Show each line that has the string "color" in it.

(Recorded data)
## Begin

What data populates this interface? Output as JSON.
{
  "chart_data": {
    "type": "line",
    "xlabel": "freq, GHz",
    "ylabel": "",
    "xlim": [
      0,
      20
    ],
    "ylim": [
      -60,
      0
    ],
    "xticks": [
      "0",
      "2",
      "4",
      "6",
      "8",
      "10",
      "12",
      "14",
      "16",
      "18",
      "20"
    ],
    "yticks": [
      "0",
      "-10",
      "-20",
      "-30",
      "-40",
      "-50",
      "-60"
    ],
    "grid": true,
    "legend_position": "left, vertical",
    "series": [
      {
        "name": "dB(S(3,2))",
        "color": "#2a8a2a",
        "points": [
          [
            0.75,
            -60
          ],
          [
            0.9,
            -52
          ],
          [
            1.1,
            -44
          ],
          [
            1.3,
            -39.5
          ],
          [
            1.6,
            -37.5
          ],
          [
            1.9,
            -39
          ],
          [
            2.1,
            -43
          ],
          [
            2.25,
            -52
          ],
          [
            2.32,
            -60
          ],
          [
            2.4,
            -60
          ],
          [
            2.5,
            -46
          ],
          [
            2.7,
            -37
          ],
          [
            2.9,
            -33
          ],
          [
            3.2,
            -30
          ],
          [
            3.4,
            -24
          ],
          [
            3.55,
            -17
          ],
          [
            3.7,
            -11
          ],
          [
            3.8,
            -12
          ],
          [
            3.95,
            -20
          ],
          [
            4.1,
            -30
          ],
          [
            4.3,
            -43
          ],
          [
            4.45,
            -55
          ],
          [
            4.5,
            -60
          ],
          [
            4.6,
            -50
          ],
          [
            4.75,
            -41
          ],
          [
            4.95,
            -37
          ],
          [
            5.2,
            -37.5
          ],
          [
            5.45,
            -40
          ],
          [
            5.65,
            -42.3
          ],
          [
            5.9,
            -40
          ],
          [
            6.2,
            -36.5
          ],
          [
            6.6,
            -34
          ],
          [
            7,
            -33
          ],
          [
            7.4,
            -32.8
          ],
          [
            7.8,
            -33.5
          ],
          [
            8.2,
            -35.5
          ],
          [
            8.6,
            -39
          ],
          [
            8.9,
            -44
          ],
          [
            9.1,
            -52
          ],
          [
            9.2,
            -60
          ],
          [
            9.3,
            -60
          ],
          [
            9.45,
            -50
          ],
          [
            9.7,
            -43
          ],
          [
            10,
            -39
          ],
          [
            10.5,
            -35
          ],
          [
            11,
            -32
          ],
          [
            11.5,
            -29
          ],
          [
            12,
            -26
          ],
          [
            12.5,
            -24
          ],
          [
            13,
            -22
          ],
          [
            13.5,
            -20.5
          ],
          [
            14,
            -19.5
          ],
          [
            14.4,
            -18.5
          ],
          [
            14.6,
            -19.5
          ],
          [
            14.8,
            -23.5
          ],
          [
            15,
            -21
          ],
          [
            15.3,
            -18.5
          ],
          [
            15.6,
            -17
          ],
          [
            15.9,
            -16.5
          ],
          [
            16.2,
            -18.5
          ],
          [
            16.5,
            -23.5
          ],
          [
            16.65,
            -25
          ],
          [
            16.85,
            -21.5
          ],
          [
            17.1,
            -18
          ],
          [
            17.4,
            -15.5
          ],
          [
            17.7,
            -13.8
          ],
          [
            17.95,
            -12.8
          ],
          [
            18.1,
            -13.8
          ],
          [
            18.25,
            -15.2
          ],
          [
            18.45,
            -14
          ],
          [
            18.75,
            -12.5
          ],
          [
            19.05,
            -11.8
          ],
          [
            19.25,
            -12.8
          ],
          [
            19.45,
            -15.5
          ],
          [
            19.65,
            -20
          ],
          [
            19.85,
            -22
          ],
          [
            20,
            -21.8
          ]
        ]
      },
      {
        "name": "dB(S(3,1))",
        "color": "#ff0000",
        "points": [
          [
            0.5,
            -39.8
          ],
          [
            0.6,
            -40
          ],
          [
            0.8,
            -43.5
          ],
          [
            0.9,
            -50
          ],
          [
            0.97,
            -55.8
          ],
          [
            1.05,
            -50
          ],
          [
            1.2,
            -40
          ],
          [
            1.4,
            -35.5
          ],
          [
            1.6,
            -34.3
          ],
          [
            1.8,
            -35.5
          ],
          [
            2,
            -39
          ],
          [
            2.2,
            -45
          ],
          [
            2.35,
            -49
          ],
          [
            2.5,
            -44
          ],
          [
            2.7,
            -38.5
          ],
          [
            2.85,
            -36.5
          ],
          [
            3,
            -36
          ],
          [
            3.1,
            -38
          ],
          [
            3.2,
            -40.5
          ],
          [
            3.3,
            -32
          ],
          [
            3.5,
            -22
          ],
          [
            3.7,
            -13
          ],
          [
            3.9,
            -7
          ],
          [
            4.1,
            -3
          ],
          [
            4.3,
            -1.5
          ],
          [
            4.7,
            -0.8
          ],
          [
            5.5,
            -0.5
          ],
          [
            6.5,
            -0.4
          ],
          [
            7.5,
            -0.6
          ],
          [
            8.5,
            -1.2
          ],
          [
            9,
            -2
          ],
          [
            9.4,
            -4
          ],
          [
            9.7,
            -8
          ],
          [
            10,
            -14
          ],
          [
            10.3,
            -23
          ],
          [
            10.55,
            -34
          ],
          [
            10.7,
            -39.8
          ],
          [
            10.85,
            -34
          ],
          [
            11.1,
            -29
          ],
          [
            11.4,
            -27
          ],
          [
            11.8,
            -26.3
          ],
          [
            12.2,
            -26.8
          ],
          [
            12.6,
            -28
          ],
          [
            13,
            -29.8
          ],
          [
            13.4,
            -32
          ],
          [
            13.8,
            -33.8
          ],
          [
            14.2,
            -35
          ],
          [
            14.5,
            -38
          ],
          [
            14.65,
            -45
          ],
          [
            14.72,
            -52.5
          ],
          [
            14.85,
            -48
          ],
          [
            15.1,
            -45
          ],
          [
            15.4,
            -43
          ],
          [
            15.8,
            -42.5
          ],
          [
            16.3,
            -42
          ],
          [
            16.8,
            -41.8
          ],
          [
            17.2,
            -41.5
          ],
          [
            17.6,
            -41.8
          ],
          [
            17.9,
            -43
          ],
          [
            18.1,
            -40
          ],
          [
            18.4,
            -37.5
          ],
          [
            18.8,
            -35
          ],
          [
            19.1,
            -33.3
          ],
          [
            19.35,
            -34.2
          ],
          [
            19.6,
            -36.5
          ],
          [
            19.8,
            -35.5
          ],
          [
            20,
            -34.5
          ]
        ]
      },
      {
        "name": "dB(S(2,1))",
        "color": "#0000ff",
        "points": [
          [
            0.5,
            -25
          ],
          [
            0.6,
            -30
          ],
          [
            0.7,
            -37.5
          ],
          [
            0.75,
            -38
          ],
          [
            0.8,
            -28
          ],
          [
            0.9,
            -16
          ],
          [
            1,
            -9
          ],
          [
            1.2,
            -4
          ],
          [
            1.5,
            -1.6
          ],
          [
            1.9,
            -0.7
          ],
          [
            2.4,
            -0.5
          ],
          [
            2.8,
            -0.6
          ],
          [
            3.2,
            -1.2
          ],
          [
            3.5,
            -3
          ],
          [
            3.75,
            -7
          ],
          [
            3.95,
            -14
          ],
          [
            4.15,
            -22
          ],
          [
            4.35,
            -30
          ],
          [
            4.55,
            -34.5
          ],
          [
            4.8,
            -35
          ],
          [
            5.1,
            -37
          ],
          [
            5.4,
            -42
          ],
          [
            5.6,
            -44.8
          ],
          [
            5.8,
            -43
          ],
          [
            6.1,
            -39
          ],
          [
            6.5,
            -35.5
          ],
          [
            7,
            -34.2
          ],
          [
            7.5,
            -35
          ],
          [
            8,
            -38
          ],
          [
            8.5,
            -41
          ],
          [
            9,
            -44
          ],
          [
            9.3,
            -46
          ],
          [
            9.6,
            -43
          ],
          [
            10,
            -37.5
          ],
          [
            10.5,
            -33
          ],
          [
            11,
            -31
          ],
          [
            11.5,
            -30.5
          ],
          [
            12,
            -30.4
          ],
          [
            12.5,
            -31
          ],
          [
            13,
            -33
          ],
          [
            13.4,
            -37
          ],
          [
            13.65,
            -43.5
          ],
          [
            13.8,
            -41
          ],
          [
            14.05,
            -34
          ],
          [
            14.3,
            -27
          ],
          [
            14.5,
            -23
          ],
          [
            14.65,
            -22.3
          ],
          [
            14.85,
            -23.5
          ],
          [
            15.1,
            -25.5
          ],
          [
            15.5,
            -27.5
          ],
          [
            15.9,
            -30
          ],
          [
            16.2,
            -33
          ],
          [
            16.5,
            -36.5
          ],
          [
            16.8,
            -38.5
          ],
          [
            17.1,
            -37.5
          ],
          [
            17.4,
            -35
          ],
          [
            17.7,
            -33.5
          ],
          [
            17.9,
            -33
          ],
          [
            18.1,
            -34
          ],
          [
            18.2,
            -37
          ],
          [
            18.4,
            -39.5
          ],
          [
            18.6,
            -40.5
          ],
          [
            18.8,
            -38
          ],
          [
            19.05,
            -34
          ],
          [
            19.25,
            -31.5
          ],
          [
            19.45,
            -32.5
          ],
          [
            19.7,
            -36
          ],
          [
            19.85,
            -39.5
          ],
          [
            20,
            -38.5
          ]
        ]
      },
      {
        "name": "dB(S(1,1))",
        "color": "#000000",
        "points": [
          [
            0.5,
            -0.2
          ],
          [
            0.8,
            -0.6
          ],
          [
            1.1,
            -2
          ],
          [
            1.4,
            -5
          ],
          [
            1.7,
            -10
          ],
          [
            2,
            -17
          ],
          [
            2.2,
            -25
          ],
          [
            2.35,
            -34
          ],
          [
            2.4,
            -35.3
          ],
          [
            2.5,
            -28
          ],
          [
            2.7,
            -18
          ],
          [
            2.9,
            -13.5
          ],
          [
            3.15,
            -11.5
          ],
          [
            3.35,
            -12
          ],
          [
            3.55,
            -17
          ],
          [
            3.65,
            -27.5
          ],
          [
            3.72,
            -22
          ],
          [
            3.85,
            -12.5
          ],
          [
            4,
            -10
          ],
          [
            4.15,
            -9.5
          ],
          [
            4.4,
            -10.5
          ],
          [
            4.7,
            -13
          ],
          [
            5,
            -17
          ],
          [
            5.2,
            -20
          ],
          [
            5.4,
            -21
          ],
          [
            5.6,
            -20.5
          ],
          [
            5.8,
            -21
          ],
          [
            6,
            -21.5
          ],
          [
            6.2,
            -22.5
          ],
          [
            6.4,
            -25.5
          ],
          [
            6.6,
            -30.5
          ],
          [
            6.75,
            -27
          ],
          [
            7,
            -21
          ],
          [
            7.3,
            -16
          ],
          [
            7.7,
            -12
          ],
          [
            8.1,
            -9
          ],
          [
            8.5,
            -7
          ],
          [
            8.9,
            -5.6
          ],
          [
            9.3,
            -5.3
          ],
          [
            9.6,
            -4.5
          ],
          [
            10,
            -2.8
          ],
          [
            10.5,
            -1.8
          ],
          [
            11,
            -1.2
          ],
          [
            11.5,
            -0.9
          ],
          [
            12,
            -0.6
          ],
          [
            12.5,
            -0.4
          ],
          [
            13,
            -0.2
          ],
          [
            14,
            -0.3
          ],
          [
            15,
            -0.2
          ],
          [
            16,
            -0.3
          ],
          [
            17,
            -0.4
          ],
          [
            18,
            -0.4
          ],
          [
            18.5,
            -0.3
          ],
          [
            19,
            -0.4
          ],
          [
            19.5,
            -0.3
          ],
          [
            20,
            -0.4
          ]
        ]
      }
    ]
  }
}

## End

§ **Worked solution**:
        "color": "#2a8a2a",
        "color": "#ff0000",
        "color": "#0000ff",
        "color": "#000000",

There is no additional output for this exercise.